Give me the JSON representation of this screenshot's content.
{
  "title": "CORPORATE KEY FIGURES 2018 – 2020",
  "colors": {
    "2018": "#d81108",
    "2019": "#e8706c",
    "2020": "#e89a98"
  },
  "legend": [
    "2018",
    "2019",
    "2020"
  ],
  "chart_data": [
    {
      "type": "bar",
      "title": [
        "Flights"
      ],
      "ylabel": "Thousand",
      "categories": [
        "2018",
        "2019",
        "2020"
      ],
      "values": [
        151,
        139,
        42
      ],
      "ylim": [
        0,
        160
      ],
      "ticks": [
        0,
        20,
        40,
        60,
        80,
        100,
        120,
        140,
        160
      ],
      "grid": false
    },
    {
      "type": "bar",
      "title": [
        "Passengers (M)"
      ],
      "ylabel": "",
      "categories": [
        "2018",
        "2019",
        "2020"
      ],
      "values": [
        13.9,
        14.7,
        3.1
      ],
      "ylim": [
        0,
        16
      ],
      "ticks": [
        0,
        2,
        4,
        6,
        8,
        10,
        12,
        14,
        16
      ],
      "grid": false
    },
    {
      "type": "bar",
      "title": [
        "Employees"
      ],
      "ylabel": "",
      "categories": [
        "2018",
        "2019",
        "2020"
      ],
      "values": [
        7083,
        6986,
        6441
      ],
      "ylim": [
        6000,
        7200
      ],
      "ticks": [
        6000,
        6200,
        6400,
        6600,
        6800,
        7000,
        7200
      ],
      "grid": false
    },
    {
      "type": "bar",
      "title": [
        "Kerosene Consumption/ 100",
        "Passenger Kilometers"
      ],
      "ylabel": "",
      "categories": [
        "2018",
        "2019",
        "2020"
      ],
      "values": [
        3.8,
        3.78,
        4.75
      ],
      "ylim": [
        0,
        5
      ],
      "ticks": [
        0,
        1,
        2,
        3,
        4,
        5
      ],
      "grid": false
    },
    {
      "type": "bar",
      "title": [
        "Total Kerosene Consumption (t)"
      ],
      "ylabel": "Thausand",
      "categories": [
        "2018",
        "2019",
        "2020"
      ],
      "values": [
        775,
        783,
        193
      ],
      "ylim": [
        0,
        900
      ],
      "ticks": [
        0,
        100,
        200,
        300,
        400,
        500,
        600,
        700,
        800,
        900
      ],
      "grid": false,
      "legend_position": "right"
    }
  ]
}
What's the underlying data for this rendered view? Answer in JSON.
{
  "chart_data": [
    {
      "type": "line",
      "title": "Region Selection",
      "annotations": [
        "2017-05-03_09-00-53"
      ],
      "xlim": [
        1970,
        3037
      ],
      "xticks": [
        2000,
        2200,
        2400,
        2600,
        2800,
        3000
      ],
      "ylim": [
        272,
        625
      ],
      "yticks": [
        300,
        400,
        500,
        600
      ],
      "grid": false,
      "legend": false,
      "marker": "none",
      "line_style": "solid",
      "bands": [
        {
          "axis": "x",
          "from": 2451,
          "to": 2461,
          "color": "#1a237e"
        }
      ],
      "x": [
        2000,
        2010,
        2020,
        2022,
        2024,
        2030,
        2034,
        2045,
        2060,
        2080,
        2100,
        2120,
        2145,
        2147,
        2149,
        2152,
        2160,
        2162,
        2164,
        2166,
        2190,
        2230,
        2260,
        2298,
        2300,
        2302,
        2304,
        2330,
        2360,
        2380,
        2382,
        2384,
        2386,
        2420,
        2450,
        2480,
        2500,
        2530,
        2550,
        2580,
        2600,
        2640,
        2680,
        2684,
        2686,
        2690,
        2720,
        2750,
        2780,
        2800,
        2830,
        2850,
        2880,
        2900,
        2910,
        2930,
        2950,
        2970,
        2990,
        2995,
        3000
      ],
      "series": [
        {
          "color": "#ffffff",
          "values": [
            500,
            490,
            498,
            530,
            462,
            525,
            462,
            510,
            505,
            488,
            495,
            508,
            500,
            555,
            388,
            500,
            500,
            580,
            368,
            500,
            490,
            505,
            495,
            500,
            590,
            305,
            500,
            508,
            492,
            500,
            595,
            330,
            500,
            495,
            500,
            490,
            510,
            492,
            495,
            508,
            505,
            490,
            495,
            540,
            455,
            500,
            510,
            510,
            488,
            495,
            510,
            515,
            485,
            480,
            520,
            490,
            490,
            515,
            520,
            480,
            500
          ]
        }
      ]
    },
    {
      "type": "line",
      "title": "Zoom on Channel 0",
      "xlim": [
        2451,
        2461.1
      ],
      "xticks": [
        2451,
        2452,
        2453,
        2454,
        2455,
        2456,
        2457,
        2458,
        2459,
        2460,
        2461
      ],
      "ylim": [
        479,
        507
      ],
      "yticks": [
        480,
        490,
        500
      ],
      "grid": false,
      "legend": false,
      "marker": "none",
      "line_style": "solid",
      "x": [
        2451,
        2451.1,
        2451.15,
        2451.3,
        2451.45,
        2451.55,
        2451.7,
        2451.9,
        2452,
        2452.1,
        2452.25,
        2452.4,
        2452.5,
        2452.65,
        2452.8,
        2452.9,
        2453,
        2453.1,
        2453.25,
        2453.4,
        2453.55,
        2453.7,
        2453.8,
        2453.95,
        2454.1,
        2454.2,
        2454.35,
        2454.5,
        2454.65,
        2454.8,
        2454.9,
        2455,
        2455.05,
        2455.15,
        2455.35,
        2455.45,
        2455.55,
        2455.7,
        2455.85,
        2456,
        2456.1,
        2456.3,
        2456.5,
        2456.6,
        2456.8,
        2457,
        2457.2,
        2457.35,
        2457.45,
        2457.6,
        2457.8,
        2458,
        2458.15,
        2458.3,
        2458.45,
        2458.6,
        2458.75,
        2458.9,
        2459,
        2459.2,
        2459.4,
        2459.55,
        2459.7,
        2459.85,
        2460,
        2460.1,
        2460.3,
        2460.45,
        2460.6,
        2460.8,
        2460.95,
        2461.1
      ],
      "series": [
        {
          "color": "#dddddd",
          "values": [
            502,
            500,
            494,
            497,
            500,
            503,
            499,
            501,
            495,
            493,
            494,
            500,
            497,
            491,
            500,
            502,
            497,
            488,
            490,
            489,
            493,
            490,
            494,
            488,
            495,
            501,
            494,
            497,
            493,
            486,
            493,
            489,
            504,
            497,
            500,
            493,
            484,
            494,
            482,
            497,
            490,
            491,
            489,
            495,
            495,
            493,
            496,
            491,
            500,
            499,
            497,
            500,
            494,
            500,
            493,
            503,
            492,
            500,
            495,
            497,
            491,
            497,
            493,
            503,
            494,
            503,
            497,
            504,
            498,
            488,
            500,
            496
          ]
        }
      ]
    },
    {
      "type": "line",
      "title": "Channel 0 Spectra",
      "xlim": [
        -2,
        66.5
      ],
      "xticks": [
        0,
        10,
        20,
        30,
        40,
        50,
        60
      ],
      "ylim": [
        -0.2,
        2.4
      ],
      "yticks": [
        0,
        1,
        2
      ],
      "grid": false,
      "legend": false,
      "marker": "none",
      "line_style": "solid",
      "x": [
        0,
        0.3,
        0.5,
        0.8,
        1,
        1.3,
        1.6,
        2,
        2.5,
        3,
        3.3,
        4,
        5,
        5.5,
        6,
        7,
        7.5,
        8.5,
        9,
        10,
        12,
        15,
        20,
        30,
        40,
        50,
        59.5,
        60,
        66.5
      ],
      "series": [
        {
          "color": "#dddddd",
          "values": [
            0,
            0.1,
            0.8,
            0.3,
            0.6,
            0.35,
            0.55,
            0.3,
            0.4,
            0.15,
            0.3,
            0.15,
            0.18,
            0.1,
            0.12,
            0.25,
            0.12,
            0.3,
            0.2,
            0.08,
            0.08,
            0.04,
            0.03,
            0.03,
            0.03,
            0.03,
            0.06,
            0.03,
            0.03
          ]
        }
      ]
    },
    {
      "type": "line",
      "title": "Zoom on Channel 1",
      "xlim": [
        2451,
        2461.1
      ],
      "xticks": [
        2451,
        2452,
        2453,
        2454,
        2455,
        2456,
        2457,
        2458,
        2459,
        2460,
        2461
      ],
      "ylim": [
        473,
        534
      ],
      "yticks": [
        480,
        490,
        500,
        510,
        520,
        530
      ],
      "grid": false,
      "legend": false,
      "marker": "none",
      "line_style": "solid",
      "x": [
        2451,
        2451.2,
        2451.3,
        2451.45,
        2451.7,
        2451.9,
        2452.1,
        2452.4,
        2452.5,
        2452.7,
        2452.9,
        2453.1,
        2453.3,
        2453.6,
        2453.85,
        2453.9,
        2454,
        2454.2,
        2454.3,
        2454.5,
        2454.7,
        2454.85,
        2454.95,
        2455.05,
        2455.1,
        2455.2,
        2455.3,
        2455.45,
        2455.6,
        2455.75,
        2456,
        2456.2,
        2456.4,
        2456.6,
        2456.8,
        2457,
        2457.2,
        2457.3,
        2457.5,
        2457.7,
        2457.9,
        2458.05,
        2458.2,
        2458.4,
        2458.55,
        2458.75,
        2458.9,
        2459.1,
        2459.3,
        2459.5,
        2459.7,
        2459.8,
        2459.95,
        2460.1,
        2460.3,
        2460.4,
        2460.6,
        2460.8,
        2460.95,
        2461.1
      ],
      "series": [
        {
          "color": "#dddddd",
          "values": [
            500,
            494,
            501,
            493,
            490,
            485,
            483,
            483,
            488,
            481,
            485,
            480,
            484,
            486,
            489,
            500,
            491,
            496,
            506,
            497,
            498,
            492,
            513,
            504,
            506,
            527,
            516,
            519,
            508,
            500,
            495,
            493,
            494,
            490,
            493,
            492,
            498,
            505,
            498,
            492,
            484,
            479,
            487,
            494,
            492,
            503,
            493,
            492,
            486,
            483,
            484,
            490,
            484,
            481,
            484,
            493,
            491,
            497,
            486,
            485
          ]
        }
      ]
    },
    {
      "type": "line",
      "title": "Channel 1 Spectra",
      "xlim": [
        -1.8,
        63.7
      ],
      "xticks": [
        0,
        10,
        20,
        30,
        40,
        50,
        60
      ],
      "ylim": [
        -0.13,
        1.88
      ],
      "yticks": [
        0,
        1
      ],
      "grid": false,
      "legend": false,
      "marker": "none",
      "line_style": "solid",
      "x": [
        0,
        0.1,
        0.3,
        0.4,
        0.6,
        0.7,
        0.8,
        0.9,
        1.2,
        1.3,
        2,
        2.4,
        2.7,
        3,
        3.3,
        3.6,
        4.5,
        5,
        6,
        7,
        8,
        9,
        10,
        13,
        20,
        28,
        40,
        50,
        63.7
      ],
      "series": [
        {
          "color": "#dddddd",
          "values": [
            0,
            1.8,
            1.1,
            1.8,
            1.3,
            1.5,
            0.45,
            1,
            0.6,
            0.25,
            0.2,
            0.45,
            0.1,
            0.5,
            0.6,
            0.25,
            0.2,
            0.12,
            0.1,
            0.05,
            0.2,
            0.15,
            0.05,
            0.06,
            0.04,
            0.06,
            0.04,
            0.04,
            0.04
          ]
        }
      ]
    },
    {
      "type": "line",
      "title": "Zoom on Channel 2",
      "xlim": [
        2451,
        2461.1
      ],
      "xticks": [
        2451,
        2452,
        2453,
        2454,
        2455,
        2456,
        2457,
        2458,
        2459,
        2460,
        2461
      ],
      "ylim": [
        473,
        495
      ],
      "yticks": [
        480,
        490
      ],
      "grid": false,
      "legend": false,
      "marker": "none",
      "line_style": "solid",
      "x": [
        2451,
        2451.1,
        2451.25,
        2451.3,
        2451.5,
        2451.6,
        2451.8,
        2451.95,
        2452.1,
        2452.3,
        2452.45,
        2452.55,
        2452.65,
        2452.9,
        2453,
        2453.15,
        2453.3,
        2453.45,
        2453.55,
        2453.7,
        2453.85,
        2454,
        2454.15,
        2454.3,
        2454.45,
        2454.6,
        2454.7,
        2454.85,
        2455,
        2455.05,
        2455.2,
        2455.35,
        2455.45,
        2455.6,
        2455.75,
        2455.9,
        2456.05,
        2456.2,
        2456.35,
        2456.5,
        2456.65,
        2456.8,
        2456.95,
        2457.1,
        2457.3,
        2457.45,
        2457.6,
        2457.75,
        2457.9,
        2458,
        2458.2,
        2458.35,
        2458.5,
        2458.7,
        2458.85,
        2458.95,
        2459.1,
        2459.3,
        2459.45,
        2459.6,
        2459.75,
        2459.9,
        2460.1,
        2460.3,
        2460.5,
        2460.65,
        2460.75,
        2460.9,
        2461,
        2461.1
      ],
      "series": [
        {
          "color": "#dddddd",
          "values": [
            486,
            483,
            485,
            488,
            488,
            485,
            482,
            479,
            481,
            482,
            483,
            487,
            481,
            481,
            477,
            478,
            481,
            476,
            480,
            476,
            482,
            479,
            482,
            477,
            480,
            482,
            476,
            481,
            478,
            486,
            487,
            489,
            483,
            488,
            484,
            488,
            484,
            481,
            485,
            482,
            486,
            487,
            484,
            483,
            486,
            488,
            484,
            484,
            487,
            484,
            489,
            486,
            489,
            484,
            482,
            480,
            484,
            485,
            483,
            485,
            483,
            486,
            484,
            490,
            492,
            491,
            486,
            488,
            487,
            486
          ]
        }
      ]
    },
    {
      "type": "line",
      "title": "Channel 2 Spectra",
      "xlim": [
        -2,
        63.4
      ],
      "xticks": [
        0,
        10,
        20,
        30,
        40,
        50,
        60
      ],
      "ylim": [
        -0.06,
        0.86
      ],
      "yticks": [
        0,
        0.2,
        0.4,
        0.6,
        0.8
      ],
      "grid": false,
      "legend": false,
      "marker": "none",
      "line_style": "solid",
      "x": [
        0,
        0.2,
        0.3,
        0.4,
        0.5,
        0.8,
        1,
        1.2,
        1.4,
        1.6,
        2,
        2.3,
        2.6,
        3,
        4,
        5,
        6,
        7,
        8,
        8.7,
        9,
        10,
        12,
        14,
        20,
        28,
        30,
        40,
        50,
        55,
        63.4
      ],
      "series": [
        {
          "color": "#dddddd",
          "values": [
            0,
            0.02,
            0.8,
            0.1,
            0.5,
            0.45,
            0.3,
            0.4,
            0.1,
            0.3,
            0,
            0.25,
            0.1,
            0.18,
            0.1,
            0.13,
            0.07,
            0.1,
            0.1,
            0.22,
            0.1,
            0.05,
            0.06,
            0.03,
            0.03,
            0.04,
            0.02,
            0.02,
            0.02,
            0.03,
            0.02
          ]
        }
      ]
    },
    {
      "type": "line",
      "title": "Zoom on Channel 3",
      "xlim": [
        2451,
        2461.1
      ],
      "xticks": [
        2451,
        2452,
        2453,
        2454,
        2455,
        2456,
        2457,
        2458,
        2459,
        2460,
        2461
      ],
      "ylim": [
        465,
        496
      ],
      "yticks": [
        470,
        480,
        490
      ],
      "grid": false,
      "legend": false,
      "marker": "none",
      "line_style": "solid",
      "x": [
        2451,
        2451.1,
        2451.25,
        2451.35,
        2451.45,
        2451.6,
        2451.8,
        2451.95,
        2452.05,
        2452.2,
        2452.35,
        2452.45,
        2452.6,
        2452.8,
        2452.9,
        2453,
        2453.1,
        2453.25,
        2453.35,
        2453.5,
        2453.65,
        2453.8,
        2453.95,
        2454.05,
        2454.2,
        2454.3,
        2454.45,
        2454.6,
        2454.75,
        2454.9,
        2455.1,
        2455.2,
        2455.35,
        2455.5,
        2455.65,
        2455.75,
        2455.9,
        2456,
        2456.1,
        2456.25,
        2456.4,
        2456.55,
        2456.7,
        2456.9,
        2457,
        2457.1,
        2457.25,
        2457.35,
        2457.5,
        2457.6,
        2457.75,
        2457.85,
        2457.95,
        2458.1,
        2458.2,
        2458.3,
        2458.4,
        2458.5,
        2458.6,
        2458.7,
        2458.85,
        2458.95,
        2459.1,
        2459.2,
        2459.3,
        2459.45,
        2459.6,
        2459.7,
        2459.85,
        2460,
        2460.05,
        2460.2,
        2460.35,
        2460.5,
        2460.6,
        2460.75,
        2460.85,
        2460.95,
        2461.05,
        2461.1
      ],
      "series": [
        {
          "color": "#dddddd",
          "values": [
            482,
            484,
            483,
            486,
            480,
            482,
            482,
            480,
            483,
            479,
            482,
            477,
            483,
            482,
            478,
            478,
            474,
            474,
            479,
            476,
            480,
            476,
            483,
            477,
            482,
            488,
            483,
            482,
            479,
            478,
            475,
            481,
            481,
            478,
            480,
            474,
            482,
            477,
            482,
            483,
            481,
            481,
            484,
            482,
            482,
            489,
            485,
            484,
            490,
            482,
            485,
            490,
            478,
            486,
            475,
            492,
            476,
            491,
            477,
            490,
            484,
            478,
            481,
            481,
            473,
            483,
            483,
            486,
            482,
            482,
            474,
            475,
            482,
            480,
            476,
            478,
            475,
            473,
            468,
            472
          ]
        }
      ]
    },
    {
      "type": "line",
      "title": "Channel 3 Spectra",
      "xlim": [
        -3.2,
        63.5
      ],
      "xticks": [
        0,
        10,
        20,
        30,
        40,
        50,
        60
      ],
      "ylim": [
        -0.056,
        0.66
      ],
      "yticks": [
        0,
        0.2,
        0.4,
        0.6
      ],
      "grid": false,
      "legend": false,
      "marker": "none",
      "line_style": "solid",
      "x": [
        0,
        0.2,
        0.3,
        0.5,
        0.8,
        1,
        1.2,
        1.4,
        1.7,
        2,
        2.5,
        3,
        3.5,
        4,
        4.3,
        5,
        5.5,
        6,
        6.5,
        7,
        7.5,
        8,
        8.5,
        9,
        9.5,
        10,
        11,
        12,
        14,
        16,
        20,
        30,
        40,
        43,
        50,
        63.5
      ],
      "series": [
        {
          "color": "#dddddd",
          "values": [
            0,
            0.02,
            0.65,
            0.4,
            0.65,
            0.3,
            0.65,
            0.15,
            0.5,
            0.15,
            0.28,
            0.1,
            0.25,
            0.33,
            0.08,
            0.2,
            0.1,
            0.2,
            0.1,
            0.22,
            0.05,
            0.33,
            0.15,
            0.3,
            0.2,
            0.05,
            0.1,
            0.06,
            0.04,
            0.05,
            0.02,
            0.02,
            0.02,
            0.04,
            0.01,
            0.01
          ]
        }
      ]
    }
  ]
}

Exercise requirements
Identify each line in the entries with the word "Zoom" and copy it.

Problem solution
      "title": "Zoom on Channel 0",
      "title": "Zoom on Channel 1",
      "title": "Zoom on Channel 2",
      "title": "Zoom on Channel 3",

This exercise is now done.